(Stored data)
● ● ● ● ● ● ●
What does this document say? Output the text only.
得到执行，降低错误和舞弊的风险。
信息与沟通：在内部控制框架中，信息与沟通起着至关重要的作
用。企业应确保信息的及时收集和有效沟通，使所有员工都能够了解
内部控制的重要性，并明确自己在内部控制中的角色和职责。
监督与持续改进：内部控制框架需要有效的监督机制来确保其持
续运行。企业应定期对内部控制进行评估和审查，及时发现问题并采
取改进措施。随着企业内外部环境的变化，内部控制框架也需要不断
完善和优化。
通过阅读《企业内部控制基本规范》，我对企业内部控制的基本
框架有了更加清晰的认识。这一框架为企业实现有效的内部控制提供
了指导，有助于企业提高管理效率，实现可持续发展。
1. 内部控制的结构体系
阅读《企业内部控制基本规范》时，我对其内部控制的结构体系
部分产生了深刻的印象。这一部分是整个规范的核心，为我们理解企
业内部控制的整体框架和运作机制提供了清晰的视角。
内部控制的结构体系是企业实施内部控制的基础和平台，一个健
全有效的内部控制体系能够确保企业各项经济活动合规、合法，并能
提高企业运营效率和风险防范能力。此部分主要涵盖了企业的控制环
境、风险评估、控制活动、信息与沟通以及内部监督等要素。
● ● ● ● ● ● ●
GOAL OF THE EXERCISE. Your task is to transcribe the material exactly.

OUTPUT BELOW.
What does this document say? Output the text only.
得到执行，降低错误和舞弊的风险。
信息与沟通：在内部控制框架中，信息与沟通起着至关重要的作
用。企业应确保信息的及时收集和有效沟通，使所有员工都能够了解
内部控制的重要性，并明确自己在内部控制中的角色和职责。
监督与持续改进：内部控制框架需要有效的监督机制来确保其持
续运行。企业应定期对内部控制进行评估和审查，及时发现问题并采
取改进措施。随着企业内外部环境的变化，内部控制框架也需要不断
完善和优化。
通过阅读《企业内部控制基本规范》，我对企业内部控制的基本
框架有了更加清晰的认识。这一框架为企业实现有效的内部控制提供
了指导，有助于企业提高管理效率，实现可持续发展。
1. 内部控制的结构体系
阅读《企业内部控制基本规范》时，我对其内部控制的结构体系
部分产生了深刻的印象。这一部分是整个规范的核心，为我们理解企
业内部控制的整体框架和运作机制提供了清晰的视角。
内部控制的结构体系是企业实施内部控制的基础和平台，一个健
全有效的内部控制体系能够确保企业各项经济活动合规、合法，并能
提高企业运营效率和风险防范能力。此部分主要涵盖了企业的控制环
境、风险评估、控制活动、信息与沟通以及内部监督等要素。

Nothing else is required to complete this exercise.